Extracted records
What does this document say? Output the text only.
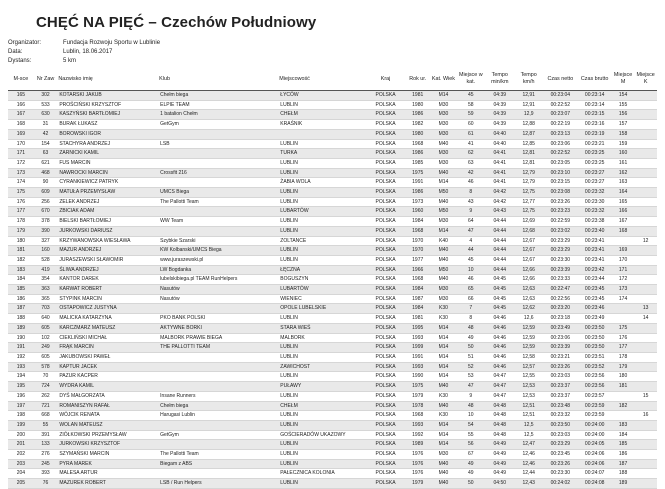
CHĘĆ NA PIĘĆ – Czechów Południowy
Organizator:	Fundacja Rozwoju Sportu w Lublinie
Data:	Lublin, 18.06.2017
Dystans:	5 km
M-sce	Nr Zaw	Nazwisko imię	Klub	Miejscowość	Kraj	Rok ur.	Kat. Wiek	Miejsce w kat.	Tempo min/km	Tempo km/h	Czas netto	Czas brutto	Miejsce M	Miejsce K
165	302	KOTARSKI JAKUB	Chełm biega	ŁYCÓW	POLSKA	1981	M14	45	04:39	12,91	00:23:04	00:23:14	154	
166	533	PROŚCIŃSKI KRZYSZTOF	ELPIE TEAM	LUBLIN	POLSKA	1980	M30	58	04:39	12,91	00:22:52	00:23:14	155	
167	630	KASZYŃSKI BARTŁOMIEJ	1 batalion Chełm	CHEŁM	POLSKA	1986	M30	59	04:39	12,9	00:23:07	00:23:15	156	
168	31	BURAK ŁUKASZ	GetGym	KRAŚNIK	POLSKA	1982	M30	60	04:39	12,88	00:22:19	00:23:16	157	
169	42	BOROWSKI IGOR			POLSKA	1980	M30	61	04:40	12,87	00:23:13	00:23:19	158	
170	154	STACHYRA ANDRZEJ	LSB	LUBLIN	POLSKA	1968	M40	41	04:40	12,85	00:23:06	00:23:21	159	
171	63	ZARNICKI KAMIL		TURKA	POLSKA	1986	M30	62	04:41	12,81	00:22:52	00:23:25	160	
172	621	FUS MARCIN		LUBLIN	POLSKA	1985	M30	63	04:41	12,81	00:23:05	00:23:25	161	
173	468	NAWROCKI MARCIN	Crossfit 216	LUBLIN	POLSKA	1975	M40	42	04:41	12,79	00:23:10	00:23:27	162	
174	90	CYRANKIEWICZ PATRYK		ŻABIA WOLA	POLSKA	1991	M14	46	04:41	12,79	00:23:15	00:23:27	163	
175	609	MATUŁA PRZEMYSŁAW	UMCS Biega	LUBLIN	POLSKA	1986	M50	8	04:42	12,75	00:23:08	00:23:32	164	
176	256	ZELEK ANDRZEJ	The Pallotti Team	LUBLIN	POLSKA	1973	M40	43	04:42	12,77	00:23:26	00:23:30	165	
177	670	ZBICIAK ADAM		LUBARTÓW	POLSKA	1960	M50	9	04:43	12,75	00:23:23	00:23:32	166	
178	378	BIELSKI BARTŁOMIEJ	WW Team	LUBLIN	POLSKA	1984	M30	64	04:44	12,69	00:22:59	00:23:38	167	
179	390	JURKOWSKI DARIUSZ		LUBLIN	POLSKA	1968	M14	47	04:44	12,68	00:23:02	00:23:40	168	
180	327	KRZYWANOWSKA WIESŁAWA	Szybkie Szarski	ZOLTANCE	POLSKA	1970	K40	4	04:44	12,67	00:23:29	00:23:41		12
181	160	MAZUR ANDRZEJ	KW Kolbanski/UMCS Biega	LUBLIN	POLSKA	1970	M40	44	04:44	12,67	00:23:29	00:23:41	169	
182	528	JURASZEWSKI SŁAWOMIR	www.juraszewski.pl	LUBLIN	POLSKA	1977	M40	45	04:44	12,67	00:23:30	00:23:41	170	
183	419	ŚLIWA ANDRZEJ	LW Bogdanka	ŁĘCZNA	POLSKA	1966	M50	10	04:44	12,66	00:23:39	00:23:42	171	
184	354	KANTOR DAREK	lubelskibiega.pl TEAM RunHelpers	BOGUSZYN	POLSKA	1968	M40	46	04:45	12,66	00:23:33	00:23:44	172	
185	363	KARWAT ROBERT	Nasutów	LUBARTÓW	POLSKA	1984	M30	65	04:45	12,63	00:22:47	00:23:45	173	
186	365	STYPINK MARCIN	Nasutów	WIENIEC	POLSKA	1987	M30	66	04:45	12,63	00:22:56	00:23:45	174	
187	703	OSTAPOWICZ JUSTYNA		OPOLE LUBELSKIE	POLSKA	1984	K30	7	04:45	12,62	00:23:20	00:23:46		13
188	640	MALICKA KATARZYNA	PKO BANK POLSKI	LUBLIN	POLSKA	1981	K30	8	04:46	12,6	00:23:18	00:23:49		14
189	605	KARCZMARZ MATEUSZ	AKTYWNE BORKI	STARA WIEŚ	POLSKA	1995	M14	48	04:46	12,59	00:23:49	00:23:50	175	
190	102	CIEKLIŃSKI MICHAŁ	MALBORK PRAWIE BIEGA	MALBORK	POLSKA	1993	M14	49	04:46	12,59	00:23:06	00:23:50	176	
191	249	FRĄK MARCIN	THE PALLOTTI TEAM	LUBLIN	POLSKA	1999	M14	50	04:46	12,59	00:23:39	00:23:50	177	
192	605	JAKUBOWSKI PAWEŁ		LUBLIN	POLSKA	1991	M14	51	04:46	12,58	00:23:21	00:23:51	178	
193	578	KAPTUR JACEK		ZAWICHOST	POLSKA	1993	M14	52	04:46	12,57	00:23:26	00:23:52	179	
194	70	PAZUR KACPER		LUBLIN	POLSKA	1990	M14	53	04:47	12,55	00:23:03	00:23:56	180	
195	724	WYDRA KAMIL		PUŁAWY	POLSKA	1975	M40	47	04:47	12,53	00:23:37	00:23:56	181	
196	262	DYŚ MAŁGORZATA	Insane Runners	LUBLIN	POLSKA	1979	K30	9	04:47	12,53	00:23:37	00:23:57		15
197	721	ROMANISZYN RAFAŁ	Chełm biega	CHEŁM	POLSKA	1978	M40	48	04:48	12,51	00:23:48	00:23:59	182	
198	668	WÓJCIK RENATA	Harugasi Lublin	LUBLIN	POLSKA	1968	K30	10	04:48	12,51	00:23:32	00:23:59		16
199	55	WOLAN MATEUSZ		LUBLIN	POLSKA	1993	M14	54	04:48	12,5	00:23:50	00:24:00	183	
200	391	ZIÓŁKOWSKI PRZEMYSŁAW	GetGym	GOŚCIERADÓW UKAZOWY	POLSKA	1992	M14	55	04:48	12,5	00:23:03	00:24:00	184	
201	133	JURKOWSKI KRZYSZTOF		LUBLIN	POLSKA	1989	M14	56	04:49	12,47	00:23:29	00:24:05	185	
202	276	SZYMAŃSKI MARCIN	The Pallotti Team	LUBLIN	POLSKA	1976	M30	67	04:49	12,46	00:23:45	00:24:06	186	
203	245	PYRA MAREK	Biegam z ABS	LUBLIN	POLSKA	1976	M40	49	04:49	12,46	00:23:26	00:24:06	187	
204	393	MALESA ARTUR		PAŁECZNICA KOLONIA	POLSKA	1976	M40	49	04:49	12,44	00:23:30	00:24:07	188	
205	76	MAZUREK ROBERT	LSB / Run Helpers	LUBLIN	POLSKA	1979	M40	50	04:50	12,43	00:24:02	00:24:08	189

- _YOUR INSTRUCTIONS_: Give back all entries exactly. No pictures belong in the copy.

- _SOLUTION BELOW_:
What does this document say? Output the text only.
CHĘĆ NA PIĘĆ – Czechów Południowy
Organizator:	Fundacja Rozwoju Sportu w Lublinie
Data:	Lublin, 18.06.2017
Dystans:	5 km
M-sce	Nr Zaw	Nazwisko imię	Klub	Miejscowość	Kraj	Rok ur.	Kat. Wiek	Miejsce w kat.	Tempo min/km	Tempo km/h	Czas netto	Czas brutto	Miejsce M	Miejsce K
165	302	KOTARSKI JAKUB	Chełm biega	ŁYCÓW	POLSKA	1981	M14	45	04:39	12,91	00:23:04	00:23:14	154	
166	533	PROŚCIŃSKI KRZYSZTOF	ELPIE TEAM	LUBLIN	POLSKA	1980	M30	58	04:39	12,91	00:22:52	00:23:14	155	
167	630	KASZYŃSKI BARTŁOMIEJ	1 batalion Chełm	CHEŁM	POLSKA	1986	M30	59	04:39	12,9	00:23:07	00:23:15	156	
168	31	BURAK ŁUKASZ	GetGym	KRAŚNIK	POLSKA	1982	M30	60	04:39	12,88	00:22:19	00:23:16	157	
169	42	BOROWSKI IGOR			POLSKA	1980	M30	61	04:40	12,87	00:23:13	00:23:19	158	
170	154	STACHYRA ANDRZEJ	LSB	LUBLIN	POLSKA	1968	M40	41	04:40	12,85	00:23:06	00:23:21	159	
171	63	ZARNICKI KAMIL		TURKA	POLSKA	1986	M30	62	04:41	12,81	00:22:52	00:23:25	160	
172	621	FUS MARCIN		LUBLIN	POLSKA	1985	M30	63	04:41	12,81	00:23:05	00:23:25	161	
173	468	NAWROCKI MARCIN	Crossfit 216	LUBLIN	POLSKA	1975	M40	42	04:41	12,79	00:23:10	00:23:27	162	
174	90	CYRANKIEWICZ PATRYK		ŻABIA WOLA	POLSKA	1991	M14	46	04:41	12,79	00:23:15	00:23:27	163	
175	609	MATUŁA PRZEMYSŁAW	UMCS Biega	LUBLIN	POLSKA	1986	M50	8	04:42	12,75	00:23:08	00:23:32	164	
176	256	ZELEK ANDRZEJ	The Pallotti Team	LUBLIN	POLSKA	1973	M40	43	04:42	12,77	00:23:26	00:23:30	165	
177	670	ZBICIAK ADAM		LUBARTÓW	POLSKA	1960	M50	9	04:43	12,75	00:23:23	00:23:32	166	
178	378	BIELSKI BARTŁOMIEJ	WW Team	LUBLIN	POLSKA	1984	M30	64	04:44	12,69	00:22:59	00:23:38	167	
179	390	JURKOWSKI DARIUSZ		LUBLIN	POLSKA	1968	M14	47	04:44	12,68	00:23:02	00:23:40	168	
180	327	KRZYWANOWSKA WIESŁAWA	Szybkie Szarski	ZOLTANCE	POLSKA	1970	K40	4	04:44	12,67	00:23:29	00:23:41		12
181	160	MAZUR ANDRZEJ	KW Kolbanski/UMCS Biega	LUBLIN	POLSKA	1970	M40	44	04:44	12,67	00:23:29	00:23:41	169	
182	528	JURASZEWSKI SŁAWOMIR	www.juraszewski.pl	LUBLIN	POLSKA	1977	M40	45	04:44	12,67	00:23:30	00:23:41	170	
183	419	ŚLIWA ANDRZEJ	LW Bogdanka	ŁĘCZNA	POLSKA	1966	M50	10	04:44	12,66	00:23:39	00:23:42	171	
184	354	KANTOR DAREK	lubelskibiega.pl TEAM RunHelpers	BOGUSZYN	POLSKA	1968	M40	46	04:45	12,66	00:23:33	00:23:44	172	
185	363	KARWAT ROBERT	Nasutów	LUBARTÓW	POLSKA	1984	M30	65	04:45	12,63	00:22:47	00:23:45	173	
186	365	STYPINK MARCIN	Nasutów	WIENIEC	POLSKA	1987	M30	66	04:45	12,63	00:22:56	00:23:45	174	
187	703	OSTAPOWICZ JUSTYNA		OPOLE LUBELSKIE	POLSKA	1984	K30	7	04:45	12,62	00:23:20	00:23:46		13
188	640	MALICKA KATARZYNA	PKO BANK POLSKI	LUBLIN	POLSKA	1981	K30	8	04:46	12,6	00:23:18	00:23:49		14
189	605	KARCZMARZ MATEUSZ	AKTYWNE BORKI	STARA WIEŚ	POLSKA	1995	M14	48	04:46	12,59	00:23:49	00:23:50	175	
190	102	CIEKLIŃSKI MICHAŁ	MALBORK PRAWIE BIEGA	MALBORK	POLSKA	1993	M14	49	04:46	12,59	00:23:06	00:23:50	176	
191	249	FRĄK MARCIN	THE PALLOTTI TEAM	LUBLIN	POLSKA	1999	M14	50	04:46	12,59	00:23:39	00:23:50	177	
192	605	JAKUBOWSKI PAWEŁ		LUBLIN	POLSKA	1991	M14	51	04:46	12,58	00:23:21	00:23:51	178	
193	578	KAPTUR JACEK		ZAWICHOST	POLSKA	1993	M14	52	04:46	12,57	00:23:26	00:23:52	179	
194	70	PAZUR KACPER		LUBLIN	POLSKA	1990	M14	53	04:47	12,55	00:23:03	00:23:56	180	
195	724	WYDRA KAMIL		PUŁAWY	POLSKA	1975	M40	47	04:47	12,53	00:23:37	00:23:56	181	
196	262	DYŚ MAŁGORZATA	Insane Runners	LUBLIN	POLSKA	1979	K30	9	04:47	12,53	00:23:37	00:23:57		15
197	721	ROMANISZYN RAFAŁ	Chełm biega	CHEŁM	POLSKA	1978	M40	48	04:48	12,51	00:23:48	00:23:59	182	
198	668	WÓJCIK RENATA	Harugasi Lublin	LUBLIN	POLSKA	1968	K30	10	04:48	12,51	00:23:32	00:23:59		16
199	55	WOLAN MATEUSZ		LUBLIN	POLSKA	1993	M14	54	04:48	12,5	00:23:50	00:24:00	183	
200	391	ZIÓŁKOWSKI PRZEMYSŁAW	GetGym	GOŚCIERADÓW UKAZOWY	POLSKA	1992	M14	55	04:48	12,5	00:23:03	00:24:00	184	
201	133	JURKOWSKI KRZYSZTOF		LUBLIN	POLSKA	1989	M14	56	04:49	12,47	00:23:29	00:24:05	185	
202	276	SZYMAŃSKI MARCIN	The Pallotti Team	LUBLIN	POLSKA	1976	M30	67	04:49	12,46	00:23:45	00:24:06	186	
203	245	PYRA MAREK	Biegam z ABS	LUBLIN	POLSKA	1976	M40	49	04:49	12,46	00:23:26	00:24:06	187	
204	393	MALESA ARTUR		PAŁECZNICA KOLONIA	POLSKA	1976	M40	49	04:49	12,44	00:23:30	00:24:07	188	
205	76	MAZUREK ROBERT	LSB / Run Helpers	LUBLIN	POLSKA	1979	M40	50	04:50	12,43	00:24:02	00:24:08	189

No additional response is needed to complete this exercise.